## Task
Write only the number of lines below in which "Hematopoietic" occurs.

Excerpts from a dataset
....................

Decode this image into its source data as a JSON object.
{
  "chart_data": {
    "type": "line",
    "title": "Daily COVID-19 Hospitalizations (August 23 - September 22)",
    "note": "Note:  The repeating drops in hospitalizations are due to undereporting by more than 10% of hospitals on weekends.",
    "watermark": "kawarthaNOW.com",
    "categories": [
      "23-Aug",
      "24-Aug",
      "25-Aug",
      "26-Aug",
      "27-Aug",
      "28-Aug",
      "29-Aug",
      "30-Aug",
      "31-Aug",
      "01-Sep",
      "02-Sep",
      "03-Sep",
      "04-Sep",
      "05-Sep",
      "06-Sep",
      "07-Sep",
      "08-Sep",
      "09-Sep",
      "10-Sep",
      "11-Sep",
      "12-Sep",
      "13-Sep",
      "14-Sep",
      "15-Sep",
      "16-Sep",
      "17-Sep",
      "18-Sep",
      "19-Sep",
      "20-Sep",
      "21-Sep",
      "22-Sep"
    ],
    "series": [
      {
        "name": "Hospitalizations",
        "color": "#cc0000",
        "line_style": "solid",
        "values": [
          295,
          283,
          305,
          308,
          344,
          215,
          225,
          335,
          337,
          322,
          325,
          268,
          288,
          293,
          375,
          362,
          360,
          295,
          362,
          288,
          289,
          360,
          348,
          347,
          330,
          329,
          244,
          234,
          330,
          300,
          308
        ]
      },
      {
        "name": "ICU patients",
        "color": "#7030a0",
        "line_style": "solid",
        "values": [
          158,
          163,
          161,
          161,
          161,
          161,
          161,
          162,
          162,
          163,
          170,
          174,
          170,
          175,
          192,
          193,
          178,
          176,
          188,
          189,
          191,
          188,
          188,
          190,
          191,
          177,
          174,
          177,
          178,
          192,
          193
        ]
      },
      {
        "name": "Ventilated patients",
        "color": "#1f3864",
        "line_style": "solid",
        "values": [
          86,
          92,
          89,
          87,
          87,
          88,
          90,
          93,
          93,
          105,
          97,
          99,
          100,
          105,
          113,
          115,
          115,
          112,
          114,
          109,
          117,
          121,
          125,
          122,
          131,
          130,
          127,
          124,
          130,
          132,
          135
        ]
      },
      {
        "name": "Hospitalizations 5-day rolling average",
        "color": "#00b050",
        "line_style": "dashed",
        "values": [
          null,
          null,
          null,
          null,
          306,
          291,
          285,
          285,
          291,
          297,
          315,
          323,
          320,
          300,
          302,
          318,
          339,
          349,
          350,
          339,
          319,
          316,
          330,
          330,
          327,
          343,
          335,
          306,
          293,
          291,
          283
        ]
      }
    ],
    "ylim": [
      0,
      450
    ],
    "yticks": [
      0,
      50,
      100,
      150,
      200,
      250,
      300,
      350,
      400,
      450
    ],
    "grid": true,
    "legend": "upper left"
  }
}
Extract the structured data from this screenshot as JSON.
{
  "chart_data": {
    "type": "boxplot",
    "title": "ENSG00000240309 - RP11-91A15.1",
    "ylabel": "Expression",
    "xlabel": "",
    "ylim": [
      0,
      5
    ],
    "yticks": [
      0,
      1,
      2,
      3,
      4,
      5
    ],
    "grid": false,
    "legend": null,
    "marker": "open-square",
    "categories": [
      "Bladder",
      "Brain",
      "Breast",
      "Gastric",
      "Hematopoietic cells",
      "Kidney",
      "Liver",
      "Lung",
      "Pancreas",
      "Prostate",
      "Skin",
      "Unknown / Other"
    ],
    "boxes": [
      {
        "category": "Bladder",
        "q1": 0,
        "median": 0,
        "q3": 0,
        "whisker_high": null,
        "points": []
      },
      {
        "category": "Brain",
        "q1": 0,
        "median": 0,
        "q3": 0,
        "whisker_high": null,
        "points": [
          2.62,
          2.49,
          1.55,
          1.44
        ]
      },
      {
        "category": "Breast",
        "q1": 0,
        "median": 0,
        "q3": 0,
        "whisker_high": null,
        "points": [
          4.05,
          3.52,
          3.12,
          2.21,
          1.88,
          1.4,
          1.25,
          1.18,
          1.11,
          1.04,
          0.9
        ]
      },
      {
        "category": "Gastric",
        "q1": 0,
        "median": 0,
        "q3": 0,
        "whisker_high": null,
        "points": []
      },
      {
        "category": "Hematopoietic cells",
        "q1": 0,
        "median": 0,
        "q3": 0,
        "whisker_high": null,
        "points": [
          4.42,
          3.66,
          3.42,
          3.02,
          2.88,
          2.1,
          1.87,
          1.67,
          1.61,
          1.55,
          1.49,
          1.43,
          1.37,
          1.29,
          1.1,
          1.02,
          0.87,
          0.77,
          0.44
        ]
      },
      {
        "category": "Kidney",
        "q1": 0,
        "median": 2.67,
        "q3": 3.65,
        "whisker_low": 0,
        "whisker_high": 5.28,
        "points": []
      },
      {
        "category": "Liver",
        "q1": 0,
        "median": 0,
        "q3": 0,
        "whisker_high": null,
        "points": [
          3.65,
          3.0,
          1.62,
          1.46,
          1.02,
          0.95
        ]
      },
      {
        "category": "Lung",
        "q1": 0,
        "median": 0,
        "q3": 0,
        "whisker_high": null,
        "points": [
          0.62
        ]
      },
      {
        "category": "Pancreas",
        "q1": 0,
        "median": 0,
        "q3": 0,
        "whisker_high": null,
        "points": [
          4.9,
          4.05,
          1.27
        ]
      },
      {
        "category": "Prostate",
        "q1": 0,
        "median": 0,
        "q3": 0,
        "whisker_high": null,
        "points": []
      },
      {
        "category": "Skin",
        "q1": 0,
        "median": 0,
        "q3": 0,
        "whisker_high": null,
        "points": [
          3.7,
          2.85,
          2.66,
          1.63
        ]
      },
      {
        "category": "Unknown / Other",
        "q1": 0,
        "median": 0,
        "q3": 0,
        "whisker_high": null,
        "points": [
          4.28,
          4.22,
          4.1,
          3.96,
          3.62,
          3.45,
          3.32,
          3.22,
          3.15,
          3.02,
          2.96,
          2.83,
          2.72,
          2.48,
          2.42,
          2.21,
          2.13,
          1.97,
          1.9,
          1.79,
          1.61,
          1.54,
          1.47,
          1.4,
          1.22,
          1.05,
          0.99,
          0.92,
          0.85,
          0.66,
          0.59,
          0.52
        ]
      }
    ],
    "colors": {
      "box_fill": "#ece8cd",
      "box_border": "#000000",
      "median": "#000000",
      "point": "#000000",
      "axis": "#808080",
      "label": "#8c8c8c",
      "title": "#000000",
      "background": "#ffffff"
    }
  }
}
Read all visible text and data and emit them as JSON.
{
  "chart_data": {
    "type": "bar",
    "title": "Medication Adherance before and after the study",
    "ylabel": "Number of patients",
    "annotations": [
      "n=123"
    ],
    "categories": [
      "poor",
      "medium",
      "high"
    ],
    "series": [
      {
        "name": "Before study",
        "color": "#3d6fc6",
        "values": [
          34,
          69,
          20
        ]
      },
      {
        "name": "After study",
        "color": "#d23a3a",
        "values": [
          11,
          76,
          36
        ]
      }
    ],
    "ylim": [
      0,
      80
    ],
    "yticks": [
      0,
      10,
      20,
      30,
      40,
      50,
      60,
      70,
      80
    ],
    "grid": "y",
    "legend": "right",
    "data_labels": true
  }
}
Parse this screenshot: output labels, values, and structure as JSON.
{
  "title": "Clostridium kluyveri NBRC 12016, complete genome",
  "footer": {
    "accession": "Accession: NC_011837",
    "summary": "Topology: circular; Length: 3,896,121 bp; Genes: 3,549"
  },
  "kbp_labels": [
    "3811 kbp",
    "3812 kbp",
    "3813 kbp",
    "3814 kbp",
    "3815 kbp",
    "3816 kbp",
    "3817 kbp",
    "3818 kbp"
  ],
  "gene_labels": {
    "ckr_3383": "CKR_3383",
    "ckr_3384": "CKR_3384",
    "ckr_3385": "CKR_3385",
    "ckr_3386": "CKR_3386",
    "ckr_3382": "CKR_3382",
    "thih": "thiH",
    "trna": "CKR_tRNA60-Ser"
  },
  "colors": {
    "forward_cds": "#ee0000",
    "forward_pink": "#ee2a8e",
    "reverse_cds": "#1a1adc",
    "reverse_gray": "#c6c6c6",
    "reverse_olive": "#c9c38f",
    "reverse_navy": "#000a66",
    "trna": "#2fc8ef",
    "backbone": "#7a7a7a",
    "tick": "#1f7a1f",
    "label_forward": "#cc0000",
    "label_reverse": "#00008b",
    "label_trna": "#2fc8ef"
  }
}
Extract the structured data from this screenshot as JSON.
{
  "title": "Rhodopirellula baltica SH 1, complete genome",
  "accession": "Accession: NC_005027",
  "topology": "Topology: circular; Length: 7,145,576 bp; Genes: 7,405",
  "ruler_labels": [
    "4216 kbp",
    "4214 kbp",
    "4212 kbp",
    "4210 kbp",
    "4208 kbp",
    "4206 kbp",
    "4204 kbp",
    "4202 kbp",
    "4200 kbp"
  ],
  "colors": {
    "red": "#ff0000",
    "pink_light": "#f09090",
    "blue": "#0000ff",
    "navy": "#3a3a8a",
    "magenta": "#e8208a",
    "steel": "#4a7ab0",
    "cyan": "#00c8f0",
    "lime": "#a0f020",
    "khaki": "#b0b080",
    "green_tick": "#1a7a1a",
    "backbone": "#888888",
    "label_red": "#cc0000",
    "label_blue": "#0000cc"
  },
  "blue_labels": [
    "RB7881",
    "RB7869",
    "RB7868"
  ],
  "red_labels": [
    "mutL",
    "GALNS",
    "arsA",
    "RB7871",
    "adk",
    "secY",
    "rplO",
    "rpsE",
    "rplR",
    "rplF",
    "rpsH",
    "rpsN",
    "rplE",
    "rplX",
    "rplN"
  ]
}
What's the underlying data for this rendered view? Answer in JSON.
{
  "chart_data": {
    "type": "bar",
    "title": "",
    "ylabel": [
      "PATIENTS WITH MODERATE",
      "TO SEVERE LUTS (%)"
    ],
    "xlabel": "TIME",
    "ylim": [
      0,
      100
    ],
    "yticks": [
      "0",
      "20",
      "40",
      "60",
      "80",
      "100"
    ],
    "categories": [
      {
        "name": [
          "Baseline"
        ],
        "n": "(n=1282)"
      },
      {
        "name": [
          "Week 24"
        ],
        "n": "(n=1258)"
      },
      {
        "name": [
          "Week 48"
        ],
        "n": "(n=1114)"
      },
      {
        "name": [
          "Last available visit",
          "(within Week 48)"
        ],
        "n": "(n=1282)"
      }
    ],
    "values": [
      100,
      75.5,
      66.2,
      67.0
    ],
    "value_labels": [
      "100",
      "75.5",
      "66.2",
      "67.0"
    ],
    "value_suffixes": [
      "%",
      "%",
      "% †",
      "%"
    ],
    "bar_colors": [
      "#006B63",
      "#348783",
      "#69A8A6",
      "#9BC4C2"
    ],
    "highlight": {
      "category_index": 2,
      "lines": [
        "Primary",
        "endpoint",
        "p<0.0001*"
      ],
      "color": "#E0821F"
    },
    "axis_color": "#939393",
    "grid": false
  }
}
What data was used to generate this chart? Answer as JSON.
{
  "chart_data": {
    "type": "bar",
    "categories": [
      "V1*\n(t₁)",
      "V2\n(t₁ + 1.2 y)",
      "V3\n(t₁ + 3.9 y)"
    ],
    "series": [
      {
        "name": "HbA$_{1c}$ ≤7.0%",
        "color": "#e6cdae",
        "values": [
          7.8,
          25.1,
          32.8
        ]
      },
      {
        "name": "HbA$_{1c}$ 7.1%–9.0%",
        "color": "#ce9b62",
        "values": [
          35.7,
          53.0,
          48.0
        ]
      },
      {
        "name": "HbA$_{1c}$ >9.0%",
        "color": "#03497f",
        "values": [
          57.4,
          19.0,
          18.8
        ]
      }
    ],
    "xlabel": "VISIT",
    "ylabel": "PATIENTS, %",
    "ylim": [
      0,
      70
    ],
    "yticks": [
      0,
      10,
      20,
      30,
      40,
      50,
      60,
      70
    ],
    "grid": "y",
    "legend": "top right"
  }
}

....................

## Your solution
2